**DO THIS:** Copy out all the data, word for word.

[Data excerpts]

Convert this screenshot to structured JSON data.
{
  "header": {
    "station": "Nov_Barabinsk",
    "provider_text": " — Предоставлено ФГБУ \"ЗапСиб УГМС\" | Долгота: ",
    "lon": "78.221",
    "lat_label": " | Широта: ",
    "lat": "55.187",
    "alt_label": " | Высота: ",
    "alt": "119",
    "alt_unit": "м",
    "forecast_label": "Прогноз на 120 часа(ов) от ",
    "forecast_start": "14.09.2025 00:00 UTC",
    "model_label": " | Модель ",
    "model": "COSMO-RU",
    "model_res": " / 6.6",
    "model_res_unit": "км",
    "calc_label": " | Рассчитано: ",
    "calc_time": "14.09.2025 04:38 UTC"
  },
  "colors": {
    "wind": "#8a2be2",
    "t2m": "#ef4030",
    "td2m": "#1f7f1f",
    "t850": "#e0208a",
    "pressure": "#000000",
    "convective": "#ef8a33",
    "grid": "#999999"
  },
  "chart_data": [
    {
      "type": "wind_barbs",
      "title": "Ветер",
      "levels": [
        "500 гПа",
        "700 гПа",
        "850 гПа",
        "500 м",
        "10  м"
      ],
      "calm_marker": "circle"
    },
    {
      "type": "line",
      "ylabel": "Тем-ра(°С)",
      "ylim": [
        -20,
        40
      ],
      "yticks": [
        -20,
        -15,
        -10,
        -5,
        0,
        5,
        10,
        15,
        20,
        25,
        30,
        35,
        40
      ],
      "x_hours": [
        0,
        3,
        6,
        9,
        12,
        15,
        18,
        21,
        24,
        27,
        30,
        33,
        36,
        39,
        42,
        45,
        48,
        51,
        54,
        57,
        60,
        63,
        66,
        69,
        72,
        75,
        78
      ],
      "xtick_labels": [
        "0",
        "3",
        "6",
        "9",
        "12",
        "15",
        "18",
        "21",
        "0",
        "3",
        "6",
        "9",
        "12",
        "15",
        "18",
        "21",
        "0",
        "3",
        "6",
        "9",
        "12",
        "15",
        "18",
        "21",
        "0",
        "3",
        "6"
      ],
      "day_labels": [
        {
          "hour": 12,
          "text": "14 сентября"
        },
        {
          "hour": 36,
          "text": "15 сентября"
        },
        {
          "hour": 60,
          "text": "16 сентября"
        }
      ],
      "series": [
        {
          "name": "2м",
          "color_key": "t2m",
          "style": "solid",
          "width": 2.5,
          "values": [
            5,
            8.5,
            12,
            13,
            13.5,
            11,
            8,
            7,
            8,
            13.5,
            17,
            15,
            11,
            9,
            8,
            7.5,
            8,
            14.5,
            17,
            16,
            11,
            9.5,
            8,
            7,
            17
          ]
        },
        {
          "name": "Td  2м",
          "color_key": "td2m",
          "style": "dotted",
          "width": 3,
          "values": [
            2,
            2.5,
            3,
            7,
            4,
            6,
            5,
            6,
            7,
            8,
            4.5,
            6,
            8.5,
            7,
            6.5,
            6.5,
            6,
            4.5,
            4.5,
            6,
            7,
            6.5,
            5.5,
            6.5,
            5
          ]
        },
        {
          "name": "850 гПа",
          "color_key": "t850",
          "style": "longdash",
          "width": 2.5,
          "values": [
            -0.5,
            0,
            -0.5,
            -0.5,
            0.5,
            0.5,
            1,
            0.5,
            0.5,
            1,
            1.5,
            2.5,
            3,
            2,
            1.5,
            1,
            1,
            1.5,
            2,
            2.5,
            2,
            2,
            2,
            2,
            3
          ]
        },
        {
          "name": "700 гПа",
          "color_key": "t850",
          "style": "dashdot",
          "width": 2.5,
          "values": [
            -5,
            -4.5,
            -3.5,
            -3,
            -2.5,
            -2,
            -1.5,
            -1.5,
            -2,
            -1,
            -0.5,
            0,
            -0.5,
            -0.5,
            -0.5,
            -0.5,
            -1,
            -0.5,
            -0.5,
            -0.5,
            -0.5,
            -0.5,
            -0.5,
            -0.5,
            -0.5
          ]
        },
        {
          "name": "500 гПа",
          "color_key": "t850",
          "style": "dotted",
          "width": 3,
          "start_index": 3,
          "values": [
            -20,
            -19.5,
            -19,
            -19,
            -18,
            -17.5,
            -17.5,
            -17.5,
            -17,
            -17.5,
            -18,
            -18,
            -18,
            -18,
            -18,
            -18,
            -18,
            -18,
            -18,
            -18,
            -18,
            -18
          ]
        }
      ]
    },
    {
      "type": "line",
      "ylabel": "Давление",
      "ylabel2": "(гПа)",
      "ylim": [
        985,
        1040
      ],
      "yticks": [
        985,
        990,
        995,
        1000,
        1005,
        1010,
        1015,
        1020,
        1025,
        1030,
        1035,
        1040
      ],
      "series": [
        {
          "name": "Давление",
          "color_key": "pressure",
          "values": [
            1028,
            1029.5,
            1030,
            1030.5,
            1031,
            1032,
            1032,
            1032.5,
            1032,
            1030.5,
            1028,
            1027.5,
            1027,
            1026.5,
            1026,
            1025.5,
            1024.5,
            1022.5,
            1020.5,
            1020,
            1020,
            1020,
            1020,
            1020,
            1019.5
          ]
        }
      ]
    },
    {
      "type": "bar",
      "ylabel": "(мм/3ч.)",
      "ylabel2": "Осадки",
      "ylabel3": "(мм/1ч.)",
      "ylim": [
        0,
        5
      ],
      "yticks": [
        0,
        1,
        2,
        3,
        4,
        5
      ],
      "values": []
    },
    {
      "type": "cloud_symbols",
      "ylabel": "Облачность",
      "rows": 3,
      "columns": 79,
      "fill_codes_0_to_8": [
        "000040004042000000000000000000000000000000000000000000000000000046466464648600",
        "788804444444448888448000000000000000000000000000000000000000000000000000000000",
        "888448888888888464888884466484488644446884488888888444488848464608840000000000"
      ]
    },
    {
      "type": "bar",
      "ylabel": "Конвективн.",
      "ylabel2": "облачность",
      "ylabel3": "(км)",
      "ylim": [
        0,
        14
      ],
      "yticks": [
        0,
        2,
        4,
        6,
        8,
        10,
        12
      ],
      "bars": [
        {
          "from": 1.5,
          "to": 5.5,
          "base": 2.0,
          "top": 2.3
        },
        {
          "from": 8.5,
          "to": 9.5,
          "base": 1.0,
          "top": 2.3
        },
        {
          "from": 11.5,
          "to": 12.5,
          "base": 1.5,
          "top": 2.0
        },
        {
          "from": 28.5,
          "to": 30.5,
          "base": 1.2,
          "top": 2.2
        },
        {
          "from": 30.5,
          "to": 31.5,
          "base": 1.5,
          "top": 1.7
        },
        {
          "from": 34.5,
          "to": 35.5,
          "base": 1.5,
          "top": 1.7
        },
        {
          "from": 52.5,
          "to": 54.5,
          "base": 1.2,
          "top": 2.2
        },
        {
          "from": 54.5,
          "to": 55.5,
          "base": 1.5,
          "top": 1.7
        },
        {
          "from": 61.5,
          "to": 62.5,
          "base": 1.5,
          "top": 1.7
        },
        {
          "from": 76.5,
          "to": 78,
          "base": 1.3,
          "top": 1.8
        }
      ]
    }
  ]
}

**FINISHED ANSWER:**
Convert this screenshot to structured JSON data.
{
  "header": {
    "station": "Nov_Barabinsk",
    "provider_text": " — Предоставлено ФГБУ \"ЗапСиб УГМС\" | Долгота: ",
    "lon": "78.221",
    "lat_label": " | Широта: ",
    "lat": "55.187",
    "alt_label": " | Высота: ",
    "alt": "119",
    "alt_unit": "м",
    "forecast_label": "Прогноз на 120 часа(ов) от ",
    "forecast_start": "14.09.2025 00:00 UTC",
    "model_label": " | Модель ",
    "model": "COSMO-RU",
    "model_res": " / 6.6",
    "model_res_unit": "км",
    "calc_label": " | Рассчитано: ",
    "calc_time": "14.09.2025 04:38 UTC"
  },
  "colors": {
    "wind": "#8a2be2",
    "t2m": "#ef4030",
    "td2m": "#1f7f1f",
    "t850": "#e0208a",
    "pressure": "#000000",
    "convective": "#ef8a33",
    "grid": "#999999"
  },
  "chart_data": [
    {
      "type": "wind_barbs",
      "title": "Ветер",
      "levels": [
        "500 гПа",
        "700 гПа",
        "850 гПа",
        "500 м",
        "10  м"
      ],
      "calm_marker": "circle"
    },
    {
      "type": "line",
      "ylabel": "Тем-ра(°С)",
      "ylim": [
        -20,
        40
      ],
      "yticks": [
        -20,
        -15,
        -10,
        -5,
        0,
        5,
        10,
        15,
        20,
        25,
        30,
        35,
        40
      ],
      "x_hours": [
        0,
        3,
        6,
        9,
        12,
        15,
        18,
        21,
        24,
        27,
        30,
        33,
        36,
        39,
        42,
        45,
        48,
        51,
        54,
        57,
        60,
        63,
        66,
        69,
        72,
        75,
        78
      ],
      "xtick_labels": [
        "0",
        "3",
        "6",
        "9",
        "12",
        "15",
        "18",
        "21",
        "0",
        "3",
        "6",
        "9",
        "12",
        "15",
        "18",
        "21",
        "0",
        "3",
        "6",
        "9",
        "12",
        "15",
        "18",
        "21",
        "0",
        "3",
        "6"
      ],
      "day_labels": [
        {
          "hour": 12,
          "text": "14 сентября"
        },
        {
          "hour": 36,
          "text": "15 сентября"
        },
        {
          "hour": 60,
          "text": "16 сентября"
        }
      ],
      "series": [
        {
          "name": "2м",
          "color_key": "t2m",
          "style": "solid",
          "width": 2.5,
          "values": [
            5,
            8.5,
            12,
            13,
            13.5,
            11,
            8,
            7,
            8,
            13.5,
            17,
            15,
            11,
            9,
            8,
            7.5,
            8,
            14.5,
            17,
            16,
            11,
            9.5,
            8,
            7,
            17
          ]
        },
        {
          "name": "Td  2м",
          "color_key": "td2m",
          "style": "dotted",
          "width": 3,
          "values": [
            2,
            2.5,
            3,
            7,
            4,
            6,
            5,
            6,
            7,
            8,
            4.5,
            6,
            8.5,
            7,
            6.5,
            6.5,
            6,
            4.5,
            4.5,
            6,
            7,
            6.5,
            5.5,
            6.5,
            5
          ]
        },
        {
          "name": "850 гПа",
          "color_key": "t850",
          "style": "longdash",
          "width": 2.5,
          "values": [
            -0.5,
            0,
            -0.5,
            -0.5,
            0.5,
            0.5,
            1,
            0.5,
            0.5,
            1,
            1.5,
            2.5,
            3,
            2,
            1.5,
            1,
            1,
            1.5,
            2,
            2.5,
            2,
            2,
            2,
            2,
            3
          ]
        },
        {
          "name": "700 гПа",
          "color_key": "t850",
          "style": "dashdot",
          "width": 2.5,
          "values": [
            -5,
            -4.5,
            -3.5,
            -3,
            -2.5,
            -2,
            -1.5,
            -1.5,
            -2,
            -1,
            -0.5,
            0,
            -0.5,
            -0.5,
            -0.5,
            -0.5,
            -1,
            -0.5,
            -0.5,
            -0.5,
            -0.5,
            -0.5,
            -0.5,
            -0.5,
            -0.5
          ]
        },
        {
          "name": "500 гПа",
          "color_key": "t850",
          "style": "dotted",
          "width": 3,
          "start_index": 3,
          "values": [
            -20,
            -19.5,
            -19,
            -19,
            -18,
            -17.5,
            -17.5,
            -17.5,
            -17,
            -17.5,
            -18,
            -18,
            -18,
            -18,
            -18,
            -18,
            -18,
            -18,
            -18,
            -18,
            -18,
            -18
          ]
        }
      ]
    },
    {
      "type": "line",
      "ylabel": "Давление",
      "ylabel2": "(гПа)",
      "ylim": [
        985,
        1040
      ],
      "yticks": [
        985,
        990,
        995,
        1000,
        1005,
        1010,
        1015,
        1020,
        1025,
        1030,
        1035,
        1040
      ],
      "series": [
        {
          "name": "Давление",
          "color_key": "pressure",
          "values": [
            1028,
            1029.5,
            1030,
            1030.5,
            1031,
            1032,
            1032,
            1032.5,
            1032,
            1030.5,
            1028,
            1027.5,
            1027,
            1026.5,
            1026,
            1025.5,
            1024.5,
            1022.5,
            1020.5,
            1020,
            1020,
            1020,
            1020,
            1020,
            1019.5
          ]
        }
      ]
    },
    {
      "type": "bar",
      "ylabel": "(мм/3ч.)",
      "ylabel2": "Осадки",
      "ylabel3": "(мм/1ч.)",
      "ylim": [
        0,
        5
      ],
      "yticks": [
        0,
        1,
        2,
        3,
        4,
        5
      ],
      "values": []
    },
    {
      "type": "cloud_symbols",
      "ylabel": "Облачность",
      "rows": 3,
      "columns": 79,
      "fill_codes_0_to_8": [
        "000040004042000000000000000000000000000000000000000000000000000046466464648600",
        "788804444444448888448000000000000000000000000000000000000000000000000000000000",
        "888448888888888464888884466484488644446884488888888444488848464608840000000000"
      ]
    },
    {
      "type": "bar",
      "ylabel": "Конвективн.",
      "ylabel2": "облачность",
      "ylabel3": "(км)",
      "ylim": [
        0,
        14
      ],
      "yticks": [
        0,
        2,
        4,
        6,
        8,
        10,
        12
      ],
      "bars": [
        {
          "from": 1.5,
          "to": 5.5,
          "base": 2.0,
          "top": 2.3
        },
        {
          "from": 8.5,
          "to": 9.5,
          "base": 1.0,
          "top": 2.3
        },
        {
          "from": 11.5,
          "to": 12.5,
          "base": 1.5,
          "top": 2.0
        },
        {
          "from": 28.5,
          "to": 30.5,
          "base": 1.2,
          "top": 2.2
        },
        {
          "from": 30.5,
          "to": 31.5,
          "base": 1.5,
          "top": 1.7
        },
        {
          "from": 34.5,
          "to": 35.5,
          "base": 1.5,
          "top": 1.7
        },
        {
          "from": 52.5,
          "to": 54.5,
          "base": 1.2,
          "top": 2.2
        },
        {
          "from": 54.5,
          "to": 55.5,
          "base": 1.5,
          "top": 1.7
        },
        {
          "from": 61.5,
          "to": 62.5,
          "base": 1.5,
          "top": 1.7
        },
        {
          "from": 76.5,
          "to": 78,
          "base": 1.3,
          "top": 1.8
        }
      ]
    }
  ]
}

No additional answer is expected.